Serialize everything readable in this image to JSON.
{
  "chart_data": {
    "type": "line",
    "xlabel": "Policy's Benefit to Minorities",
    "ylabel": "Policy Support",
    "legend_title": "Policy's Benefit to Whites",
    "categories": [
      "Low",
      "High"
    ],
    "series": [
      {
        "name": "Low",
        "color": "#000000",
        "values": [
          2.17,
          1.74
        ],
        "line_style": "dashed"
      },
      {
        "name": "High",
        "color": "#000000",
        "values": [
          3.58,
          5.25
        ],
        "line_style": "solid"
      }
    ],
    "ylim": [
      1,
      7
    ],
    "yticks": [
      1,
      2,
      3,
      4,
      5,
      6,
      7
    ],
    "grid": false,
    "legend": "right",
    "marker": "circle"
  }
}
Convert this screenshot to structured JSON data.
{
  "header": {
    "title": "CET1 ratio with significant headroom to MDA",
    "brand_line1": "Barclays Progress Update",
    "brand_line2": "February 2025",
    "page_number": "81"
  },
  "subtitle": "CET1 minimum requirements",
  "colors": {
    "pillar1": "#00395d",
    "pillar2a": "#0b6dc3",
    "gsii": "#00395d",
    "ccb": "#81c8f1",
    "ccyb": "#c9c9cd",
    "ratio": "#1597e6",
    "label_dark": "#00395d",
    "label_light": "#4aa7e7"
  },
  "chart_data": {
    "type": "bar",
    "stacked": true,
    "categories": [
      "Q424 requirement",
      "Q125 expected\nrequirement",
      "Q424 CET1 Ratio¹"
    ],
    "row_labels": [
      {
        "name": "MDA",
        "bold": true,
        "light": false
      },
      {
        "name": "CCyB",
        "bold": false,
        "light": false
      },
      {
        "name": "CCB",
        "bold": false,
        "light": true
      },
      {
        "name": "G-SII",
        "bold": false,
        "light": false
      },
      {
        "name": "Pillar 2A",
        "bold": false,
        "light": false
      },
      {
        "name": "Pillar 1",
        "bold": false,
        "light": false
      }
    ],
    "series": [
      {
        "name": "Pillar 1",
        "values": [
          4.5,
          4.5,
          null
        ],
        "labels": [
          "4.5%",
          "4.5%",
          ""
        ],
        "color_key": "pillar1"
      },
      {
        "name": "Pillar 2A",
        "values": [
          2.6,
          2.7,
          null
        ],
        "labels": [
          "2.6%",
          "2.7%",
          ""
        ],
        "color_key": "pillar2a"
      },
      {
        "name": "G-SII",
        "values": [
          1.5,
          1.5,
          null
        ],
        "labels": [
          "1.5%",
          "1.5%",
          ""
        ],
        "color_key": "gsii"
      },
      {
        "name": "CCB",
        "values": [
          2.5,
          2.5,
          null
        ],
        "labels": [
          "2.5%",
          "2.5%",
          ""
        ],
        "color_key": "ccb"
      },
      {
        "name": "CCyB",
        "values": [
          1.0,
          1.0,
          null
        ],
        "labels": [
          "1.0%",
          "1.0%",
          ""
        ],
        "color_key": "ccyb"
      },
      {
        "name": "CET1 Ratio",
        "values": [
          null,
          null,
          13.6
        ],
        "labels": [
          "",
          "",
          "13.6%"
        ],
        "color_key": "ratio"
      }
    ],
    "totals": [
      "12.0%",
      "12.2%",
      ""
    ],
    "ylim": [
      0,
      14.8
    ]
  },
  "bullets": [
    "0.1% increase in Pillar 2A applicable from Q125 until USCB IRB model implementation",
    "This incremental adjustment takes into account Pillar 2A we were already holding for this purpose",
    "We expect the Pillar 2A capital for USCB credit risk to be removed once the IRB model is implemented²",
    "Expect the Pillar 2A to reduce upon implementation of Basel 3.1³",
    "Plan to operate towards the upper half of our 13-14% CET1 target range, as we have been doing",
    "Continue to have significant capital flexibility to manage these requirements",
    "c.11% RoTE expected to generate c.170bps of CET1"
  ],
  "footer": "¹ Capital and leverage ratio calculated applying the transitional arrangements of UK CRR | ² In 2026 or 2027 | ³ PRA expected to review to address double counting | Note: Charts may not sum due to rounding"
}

=-=-=-=-=

_TASK BRIEF_
Send back each record exactly as it stands.

_ANSWER FOR THIS EXERCISE_
Serialize everything readable in this image to JSON.
{
  "chart_data": {
    "type": "line",
    "xlabel": "Policy's Benefit to Minorities",
    "ylabel": "Policy Support",
    "legend_title": "Policy's Benefit to Whites",
    "categories": [
      "Low",
      "High"
    ],
    "series": [
      {
        "name": "Low",
        "color": "#000000",
        "values": [
          2.17,
          1.74
        ],
        "line_style": "dashed"
      },
      {
        "name": "High",
        "color": "#000000",
        "values": [
          3.58,
          5.25
        ],
        "line_style": "solid"
      }
    ],
    "ylim": [
      1,
      7
    ],
    "yticks": [
      1,
      2,
      3,
      4,
      5,
      6,
      7
    ],
    "grid": false,
    "legend": "right",
    "marker": "circle"
  }
}
Convert this screenshot to structured JSON data.
{
  "header": {
    "title": "CET1 ratio with significant headroom to MDA",
    "brand_line1": "Barclays Progress Update",
    "brand_line2": "February 2025",
    "page_number": "81"
  },
  "subtitle": "CET1 minimum requirements",
  "colors": {
    "pillar1": "#00395d",
    "pillar2a": "#0b6dc3",
    "gsii": "#00395d",
    "ccb": "#81c8f1",
    "ccyb": "#c9c9cd",
    "ratio": "#1597e6",
    "label_dark": "#00395d",
    "label_light": "#4aa7e7"
  },
  "chart_data": {
    "type": "bar",
    "stacked": true,
    "categories": [
      "Q424 requirement",
      "Q125 expected\nrequirement",
      "Q424 CET1 Ratio¹"
    ],
    "row_labels": [
      {
        "name": "MDA",
        "bold": true,
        "light": false
      },
      {
        "name": "CCyB",
        "bold": false,
        "light": false
      },
      {
        "name": "CCB",
        "bold": false,
        "light": true
      },
      {
        "name": "G-SII",
        "bold": false,
        "light": false
      },
      {
        "name": "Pillar 2A",
        "bold": false,
        "light": false
      },
      {
        "name": "Pillar 1",
        "bold": false,
        "light": false
      }
    ],
    "series": [
      {
        "name": "Pillar 1",
        "values": [
          4.5,
          4.5,
          null
        ],
        "labels": [
          "4.5%",
          "4.5%",
          ""
        ],
        "color_key": "pillar1"
      },
      {
        "name": "Pillar 2A",
        "values": [
          2.6,
          2.7,
          null
        ],
        "labels": [
          "2.6%",
          "2.7%",
          ""
        ],
        "color_key": "pillar2a"
      },
      {
        "name": "G-SII",
        "values": [
          1.5,
          1.5,
          null
        ],
        "labels": [
          "1.5%",
          "1.5%",
          ""
        ],
        "color_key": "gsii"
      },
      {
        "name": "CCB",
        "values": [
          2.5,
          2.5,
          null
        ],
        "labels": [
          "2.5%",
          "2.5%",
          ""
        ],
        "color_key": "ccb"
      },
      {
        "name": "CCyB",
        "values": [
          1.0,
          1.0,
          null
        ],
        "labels": [
          "1.0%",
          "1.0%",
          ""
        ],
        "color_key": "ccyb"
      },
      {
        "name": "CET1 Ratio",
        "values": [
          null,
          null,
          13.6
        ],
        "labels": [
          "",
          "",
          "13.6%"
        ],
        "color_key": "ratio"
      }
    ],
    "totals": [
      "12.0%",
      "12.2%",
      ""
    ],
    "ylim": [
      0,
      14.8
    ]
  },
  "bullets": [
    "0.1% increase in Pillar 2A applicable from Q125 until USCB IRB model implementation",
    "This incremental adjustment takes into account Pillar 2A we were already holding for this purpose",
    "We expect the Pillar 2A capital for USCB credit risk to be removed once the IRB model is implemented²",
    "Expect the Pillar 2A to reduce upon implementation of Basel 3.1³",
    "Plan to operate towards the upper half of our 13-14% CET1 target range, as we have been doing",
    "Continue to have significant capital flexibility to manage these requirements",
    "c.11% RoTE expected to generate c.170bps of CET1"
  ],
  "footer": "¹ Capital and leverage ratio calculated applying the transitional arrangements of UK CRR | ² In 2026 or 2027 | ³ PRA expected to review to address double counting | Note: Charts may not sum due to rounding"
}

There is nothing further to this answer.